[Data shown]
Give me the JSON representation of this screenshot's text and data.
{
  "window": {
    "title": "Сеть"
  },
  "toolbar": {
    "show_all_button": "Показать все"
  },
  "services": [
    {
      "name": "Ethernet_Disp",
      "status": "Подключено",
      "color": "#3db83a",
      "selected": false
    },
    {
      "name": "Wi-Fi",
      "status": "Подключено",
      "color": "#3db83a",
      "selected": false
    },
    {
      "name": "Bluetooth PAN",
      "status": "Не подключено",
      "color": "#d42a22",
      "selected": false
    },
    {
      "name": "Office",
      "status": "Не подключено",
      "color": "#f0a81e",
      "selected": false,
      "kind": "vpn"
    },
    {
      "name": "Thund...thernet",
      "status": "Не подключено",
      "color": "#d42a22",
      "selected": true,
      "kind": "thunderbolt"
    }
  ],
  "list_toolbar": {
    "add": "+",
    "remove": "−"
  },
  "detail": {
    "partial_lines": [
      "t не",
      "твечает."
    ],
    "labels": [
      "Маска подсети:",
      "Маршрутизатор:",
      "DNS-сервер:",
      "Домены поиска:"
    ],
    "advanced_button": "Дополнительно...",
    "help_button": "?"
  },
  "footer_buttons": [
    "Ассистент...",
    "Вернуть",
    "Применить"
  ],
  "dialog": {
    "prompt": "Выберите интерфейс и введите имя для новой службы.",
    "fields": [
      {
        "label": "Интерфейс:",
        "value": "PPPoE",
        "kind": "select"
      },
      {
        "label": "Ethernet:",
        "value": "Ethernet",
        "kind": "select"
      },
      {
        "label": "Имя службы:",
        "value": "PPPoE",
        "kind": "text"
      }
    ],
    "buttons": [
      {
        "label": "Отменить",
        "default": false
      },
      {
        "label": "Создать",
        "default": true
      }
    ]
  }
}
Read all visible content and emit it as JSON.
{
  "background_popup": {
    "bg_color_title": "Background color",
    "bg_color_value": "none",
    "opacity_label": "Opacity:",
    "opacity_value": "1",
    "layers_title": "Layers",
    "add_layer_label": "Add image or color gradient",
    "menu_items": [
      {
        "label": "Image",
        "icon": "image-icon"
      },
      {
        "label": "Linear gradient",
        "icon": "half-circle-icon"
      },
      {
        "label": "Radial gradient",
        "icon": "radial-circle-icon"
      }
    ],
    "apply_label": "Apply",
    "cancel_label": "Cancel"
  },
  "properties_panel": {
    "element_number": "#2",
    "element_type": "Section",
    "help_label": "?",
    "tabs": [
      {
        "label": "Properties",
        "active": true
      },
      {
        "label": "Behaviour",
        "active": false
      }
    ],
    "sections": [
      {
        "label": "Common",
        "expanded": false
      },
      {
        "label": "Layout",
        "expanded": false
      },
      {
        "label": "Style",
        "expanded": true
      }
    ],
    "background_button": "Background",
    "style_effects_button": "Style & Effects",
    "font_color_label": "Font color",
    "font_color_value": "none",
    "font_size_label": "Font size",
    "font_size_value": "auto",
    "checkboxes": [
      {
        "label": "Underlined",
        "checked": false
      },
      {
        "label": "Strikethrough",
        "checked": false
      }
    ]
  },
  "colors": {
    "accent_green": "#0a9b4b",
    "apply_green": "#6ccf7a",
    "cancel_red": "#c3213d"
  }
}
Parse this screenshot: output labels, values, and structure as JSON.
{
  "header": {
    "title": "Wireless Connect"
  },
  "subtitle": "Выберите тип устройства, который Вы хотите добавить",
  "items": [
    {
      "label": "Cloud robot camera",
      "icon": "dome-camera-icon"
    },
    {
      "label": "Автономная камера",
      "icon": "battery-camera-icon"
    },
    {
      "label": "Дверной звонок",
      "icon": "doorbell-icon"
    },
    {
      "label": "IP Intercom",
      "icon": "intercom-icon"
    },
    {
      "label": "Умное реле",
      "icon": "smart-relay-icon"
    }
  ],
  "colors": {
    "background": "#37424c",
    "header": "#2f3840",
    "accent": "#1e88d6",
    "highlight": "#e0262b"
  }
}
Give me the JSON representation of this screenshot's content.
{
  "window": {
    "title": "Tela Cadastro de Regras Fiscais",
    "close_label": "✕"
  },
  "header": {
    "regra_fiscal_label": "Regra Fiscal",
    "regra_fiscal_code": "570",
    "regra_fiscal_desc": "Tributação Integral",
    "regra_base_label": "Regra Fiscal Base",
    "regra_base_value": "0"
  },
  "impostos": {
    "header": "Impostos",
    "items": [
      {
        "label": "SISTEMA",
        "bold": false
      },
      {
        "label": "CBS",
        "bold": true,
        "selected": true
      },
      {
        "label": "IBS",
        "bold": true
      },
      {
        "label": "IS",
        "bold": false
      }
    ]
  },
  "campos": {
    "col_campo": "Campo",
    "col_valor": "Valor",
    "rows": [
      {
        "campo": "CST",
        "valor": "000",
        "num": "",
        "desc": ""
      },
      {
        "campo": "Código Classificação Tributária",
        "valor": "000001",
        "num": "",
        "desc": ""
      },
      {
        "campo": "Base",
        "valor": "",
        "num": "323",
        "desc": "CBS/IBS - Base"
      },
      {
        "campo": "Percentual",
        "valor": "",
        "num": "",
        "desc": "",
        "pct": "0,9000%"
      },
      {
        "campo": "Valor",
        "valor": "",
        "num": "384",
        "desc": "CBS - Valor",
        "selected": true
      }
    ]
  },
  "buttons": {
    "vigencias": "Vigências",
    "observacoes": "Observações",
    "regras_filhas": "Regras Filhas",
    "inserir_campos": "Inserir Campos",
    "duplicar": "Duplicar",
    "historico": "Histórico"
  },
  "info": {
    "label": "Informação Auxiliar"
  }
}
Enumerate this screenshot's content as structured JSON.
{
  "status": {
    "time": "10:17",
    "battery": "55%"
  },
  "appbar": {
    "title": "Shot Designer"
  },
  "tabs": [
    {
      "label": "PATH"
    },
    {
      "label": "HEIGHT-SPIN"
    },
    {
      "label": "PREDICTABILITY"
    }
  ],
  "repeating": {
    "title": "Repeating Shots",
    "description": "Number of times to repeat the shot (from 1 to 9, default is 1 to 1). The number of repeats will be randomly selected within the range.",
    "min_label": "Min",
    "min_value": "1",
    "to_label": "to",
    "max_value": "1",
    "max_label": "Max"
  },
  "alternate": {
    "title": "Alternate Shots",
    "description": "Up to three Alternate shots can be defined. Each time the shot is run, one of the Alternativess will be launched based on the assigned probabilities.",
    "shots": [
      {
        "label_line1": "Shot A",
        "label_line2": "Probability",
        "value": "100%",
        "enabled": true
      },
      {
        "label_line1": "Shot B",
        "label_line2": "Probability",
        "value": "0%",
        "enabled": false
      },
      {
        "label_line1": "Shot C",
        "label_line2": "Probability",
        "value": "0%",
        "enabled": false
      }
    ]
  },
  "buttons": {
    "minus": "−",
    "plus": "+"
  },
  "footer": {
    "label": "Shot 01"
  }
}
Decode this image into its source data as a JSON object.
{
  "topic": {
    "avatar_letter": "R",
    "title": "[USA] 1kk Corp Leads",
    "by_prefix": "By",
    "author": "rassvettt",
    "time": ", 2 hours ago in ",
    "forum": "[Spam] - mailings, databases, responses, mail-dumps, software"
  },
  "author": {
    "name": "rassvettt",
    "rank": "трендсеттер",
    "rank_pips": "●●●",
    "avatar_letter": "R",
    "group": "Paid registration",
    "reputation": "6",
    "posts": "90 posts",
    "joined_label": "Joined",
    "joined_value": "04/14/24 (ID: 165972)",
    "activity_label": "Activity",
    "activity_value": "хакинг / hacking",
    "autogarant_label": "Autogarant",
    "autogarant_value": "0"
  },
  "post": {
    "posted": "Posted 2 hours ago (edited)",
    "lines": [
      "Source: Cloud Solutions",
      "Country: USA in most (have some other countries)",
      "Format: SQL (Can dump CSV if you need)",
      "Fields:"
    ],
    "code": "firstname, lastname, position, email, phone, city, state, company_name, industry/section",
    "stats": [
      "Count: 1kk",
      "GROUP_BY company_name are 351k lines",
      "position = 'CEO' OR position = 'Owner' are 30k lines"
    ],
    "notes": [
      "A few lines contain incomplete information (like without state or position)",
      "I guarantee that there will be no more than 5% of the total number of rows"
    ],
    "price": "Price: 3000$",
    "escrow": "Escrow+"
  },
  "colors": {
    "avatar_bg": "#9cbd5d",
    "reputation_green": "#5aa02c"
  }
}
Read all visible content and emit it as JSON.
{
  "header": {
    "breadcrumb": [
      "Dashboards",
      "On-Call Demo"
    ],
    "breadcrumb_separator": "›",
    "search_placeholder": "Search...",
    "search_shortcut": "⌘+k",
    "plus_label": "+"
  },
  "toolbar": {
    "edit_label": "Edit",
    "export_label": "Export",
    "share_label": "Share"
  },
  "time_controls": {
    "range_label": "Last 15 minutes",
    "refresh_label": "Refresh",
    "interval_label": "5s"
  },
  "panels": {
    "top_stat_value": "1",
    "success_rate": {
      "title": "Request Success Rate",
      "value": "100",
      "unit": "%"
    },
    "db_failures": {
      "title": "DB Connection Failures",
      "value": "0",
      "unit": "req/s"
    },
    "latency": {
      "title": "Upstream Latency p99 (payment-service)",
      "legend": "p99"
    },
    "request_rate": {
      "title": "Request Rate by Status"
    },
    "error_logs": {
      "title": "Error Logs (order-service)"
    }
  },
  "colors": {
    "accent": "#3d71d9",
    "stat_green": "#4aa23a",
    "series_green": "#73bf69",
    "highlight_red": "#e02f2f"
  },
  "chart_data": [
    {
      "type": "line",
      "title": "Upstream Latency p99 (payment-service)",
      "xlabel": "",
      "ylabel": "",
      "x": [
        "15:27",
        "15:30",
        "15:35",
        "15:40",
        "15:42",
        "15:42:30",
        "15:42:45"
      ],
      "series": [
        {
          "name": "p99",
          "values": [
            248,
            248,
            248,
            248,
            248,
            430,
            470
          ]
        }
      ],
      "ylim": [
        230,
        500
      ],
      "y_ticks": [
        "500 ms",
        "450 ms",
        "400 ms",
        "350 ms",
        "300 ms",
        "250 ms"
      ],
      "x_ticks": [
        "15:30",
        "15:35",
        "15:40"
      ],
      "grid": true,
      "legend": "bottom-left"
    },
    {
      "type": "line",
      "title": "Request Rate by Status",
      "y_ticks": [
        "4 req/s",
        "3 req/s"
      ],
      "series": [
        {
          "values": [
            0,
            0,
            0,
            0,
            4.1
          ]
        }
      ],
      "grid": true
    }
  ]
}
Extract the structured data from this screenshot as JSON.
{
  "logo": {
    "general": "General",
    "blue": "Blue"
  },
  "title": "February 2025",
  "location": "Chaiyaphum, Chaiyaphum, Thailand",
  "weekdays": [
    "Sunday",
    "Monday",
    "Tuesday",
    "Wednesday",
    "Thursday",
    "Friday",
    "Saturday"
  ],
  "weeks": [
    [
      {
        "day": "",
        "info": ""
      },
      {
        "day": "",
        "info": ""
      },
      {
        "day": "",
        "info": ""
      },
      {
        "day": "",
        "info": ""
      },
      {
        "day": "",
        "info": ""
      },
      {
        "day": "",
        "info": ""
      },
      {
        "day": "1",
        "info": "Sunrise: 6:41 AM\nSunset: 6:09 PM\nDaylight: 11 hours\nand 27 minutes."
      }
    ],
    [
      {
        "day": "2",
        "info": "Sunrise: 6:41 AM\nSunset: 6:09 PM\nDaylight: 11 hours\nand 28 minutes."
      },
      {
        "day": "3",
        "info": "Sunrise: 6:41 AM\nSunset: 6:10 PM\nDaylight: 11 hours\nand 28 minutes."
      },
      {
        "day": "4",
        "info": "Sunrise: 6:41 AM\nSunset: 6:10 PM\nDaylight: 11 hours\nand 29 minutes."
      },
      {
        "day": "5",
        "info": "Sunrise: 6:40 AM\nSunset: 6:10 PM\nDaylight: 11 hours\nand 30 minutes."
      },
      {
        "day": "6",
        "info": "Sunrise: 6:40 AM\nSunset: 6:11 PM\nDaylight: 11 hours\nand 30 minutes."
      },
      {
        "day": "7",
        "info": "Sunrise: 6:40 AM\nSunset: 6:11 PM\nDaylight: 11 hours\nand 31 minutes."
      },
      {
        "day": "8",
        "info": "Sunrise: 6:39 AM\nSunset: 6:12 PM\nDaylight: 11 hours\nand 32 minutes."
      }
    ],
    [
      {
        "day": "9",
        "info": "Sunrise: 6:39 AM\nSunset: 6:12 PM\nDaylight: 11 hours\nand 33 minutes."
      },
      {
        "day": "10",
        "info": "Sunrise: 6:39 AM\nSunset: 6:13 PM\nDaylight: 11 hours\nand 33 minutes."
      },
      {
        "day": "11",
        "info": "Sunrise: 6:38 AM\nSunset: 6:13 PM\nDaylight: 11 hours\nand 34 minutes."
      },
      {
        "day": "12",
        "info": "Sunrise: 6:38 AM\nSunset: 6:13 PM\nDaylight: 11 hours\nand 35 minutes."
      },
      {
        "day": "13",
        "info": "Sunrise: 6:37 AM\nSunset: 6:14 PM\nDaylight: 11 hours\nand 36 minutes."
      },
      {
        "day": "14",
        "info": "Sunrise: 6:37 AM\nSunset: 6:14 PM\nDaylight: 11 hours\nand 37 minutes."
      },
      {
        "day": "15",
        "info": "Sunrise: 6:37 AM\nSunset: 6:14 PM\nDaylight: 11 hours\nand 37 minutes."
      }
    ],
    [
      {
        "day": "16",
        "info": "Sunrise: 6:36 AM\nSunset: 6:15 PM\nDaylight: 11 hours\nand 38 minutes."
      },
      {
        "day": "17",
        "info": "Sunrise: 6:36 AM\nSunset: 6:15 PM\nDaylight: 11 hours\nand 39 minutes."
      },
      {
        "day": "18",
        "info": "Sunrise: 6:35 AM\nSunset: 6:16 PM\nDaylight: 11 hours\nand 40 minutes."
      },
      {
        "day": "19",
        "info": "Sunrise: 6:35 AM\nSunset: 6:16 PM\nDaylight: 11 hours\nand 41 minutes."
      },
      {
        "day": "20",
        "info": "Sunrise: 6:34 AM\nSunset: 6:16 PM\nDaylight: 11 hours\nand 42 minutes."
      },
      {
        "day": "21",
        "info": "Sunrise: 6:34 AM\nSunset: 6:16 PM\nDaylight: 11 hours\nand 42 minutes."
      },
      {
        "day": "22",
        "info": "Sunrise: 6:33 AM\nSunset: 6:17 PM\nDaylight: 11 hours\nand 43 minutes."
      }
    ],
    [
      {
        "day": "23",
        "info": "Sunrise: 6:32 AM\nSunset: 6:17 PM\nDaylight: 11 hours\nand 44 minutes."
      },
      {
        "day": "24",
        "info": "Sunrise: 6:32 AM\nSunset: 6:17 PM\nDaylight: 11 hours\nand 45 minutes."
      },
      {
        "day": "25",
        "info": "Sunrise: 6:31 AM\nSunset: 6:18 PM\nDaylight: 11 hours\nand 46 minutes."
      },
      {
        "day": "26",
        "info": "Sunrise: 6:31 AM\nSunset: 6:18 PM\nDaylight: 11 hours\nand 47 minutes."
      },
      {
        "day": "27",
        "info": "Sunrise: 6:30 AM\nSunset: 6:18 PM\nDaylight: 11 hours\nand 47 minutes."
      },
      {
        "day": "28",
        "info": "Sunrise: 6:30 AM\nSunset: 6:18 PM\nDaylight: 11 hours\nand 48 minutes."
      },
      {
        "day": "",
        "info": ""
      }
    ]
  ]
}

[Written task] Identify the lines above that contain the word "Style", then copy them.

[Full answer]
        "label": "Style",
    "style_effects_button": "Style & Effects",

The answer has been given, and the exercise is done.